• [Problem statement] From the material below, list every line containing "text".

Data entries
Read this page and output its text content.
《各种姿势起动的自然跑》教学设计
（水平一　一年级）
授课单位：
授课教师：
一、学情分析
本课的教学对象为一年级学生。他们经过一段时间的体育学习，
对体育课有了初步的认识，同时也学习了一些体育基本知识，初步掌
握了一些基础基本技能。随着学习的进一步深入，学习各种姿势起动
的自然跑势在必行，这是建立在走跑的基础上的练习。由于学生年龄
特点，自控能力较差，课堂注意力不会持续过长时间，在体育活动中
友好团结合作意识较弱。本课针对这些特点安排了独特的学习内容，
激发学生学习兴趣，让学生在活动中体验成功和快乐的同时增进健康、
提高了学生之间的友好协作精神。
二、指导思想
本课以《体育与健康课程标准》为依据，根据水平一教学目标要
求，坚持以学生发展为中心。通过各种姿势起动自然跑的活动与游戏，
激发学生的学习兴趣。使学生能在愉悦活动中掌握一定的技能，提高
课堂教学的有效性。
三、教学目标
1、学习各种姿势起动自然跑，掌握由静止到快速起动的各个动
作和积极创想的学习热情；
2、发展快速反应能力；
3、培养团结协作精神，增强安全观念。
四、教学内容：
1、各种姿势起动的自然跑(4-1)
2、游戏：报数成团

==

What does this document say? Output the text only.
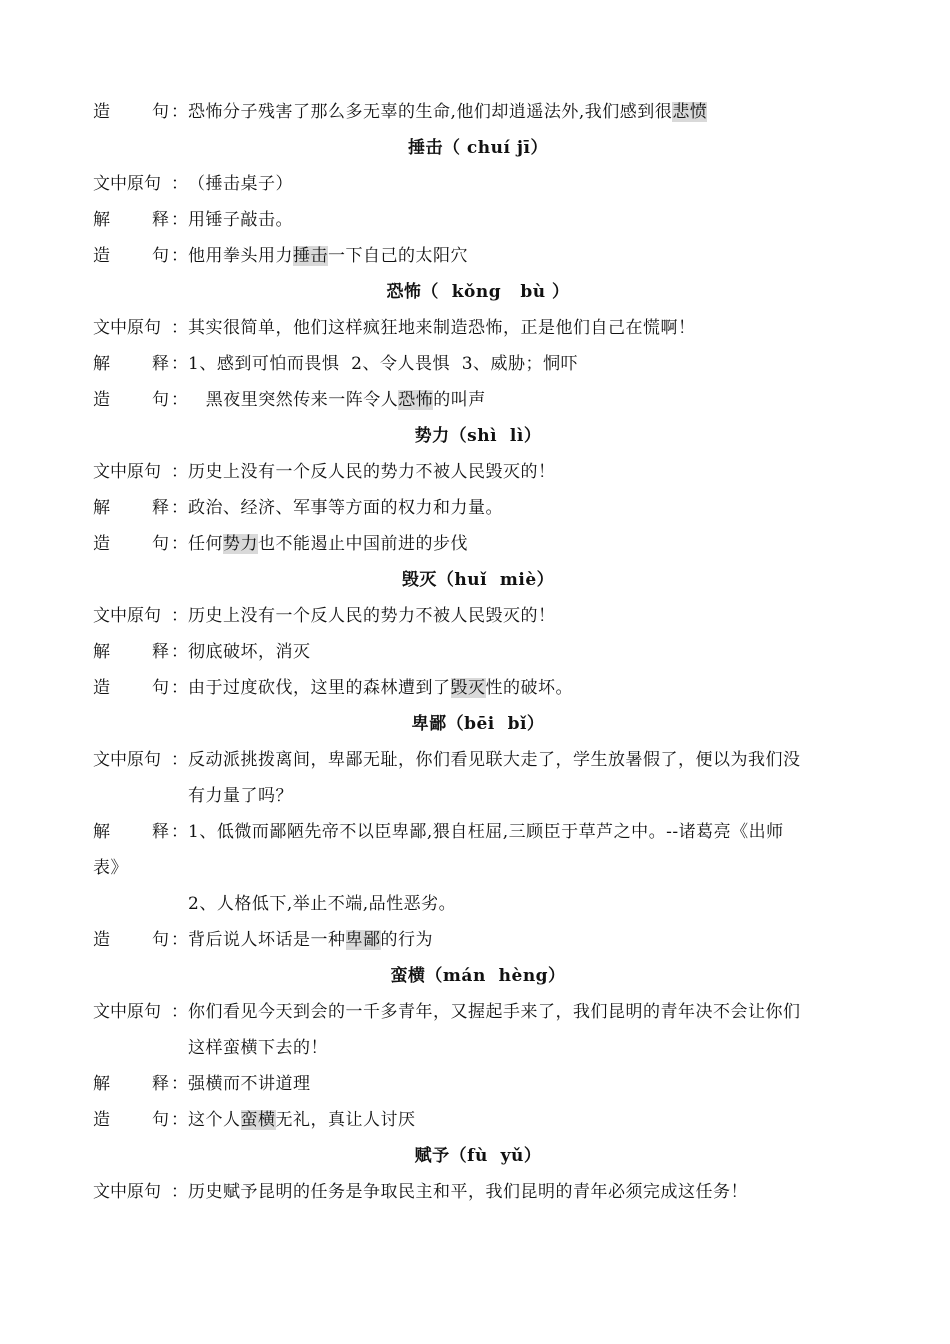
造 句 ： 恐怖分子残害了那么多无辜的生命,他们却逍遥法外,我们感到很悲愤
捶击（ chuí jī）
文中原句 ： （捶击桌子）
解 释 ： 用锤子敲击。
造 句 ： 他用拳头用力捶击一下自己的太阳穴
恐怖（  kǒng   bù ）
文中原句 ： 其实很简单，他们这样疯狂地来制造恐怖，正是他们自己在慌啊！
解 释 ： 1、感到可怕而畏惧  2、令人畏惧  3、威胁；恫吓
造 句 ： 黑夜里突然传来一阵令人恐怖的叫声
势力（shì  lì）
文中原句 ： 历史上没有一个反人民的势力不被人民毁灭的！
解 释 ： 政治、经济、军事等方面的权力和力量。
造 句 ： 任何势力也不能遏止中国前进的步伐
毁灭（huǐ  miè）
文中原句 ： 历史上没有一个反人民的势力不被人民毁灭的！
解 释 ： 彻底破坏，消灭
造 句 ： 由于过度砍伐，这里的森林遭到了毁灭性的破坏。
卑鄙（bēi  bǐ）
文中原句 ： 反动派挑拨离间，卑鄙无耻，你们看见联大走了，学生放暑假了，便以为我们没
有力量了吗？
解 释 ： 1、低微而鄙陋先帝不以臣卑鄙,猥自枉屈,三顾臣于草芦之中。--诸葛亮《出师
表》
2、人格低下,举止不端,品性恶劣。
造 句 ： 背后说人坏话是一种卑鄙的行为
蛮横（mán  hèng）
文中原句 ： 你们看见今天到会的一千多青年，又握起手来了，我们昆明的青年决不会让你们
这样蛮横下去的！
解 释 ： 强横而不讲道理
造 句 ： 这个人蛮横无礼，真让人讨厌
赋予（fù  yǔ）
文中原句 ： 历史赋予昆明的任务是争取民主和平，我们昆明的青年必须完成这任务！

--

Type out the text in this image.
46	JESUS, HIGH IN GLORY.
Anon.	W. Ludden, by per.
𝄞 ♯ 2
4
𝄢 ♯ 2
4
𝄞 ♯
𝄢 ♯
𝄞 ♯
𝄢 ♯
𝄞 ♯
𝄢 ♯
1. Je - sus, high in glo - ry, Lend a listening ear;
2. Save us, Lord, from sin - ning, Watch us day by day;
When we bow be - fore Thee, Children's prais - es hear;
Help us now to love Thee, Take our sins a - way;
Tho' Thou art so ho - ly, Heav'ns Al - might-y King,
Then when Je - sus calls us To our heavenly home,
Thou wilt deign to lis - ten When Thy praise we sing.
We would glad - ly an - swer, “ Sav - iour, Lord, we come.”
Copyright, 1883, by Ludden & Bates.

• [Result]
Read this page and output its text content.
What does this document say? Output the text only.
Type out the text in this image.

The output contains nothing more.